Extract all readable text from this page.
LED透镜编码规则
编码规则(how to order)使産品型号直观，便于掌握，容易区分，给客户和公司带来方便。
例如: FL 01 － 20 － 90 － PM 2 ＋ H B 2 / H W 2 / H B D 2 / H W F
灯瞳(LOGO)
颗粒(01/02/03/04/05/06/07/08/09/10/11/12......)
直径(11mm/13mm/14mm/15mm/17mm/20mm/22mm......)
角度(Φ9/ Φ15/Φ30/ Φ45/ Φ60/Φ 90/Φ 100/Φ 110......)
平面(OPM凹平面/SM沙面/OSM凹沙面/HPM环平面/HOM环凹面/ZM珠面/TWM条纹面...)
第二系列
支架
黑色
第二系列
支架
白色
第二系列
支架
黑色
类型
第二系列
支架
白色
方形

• • •

_YOUR INSTRUCTIONS_
Restate the records, all of them, precisely as written.

_RESULT BELOW_
Extract all readable text from this page.
LED透镜编码规则
编码规则(how to order)使産品型号直观，便于掌握，容易区分，给客户和公司带来方便。
例如: FL 01 － 20 － 90 － PM 2 ＋ H B 2 / H W 2 / H B D 2 / H W F
灯瞳(LOGO)
颗粒(01/02/03/04/05/06/07/08/09/10/11/12......)
直径(11mm/13mm/14mm/15mm/17mm/20mm/22mm......)
角度(Φ9/ Φ15/Φ30/ Φ45/ Φ60/Φ 90/Φ 100/Φ 110......)
平面(OPM凹平面/SM沙面/OSM凹沙面/HPM环平面/HOM环凹面/ZM珠面/TWM条纹面...)
第二系列
支架
黑色
第二系列
支架
白色
第二系列
支架
黑色
类型
第二系列
支架
白色
方形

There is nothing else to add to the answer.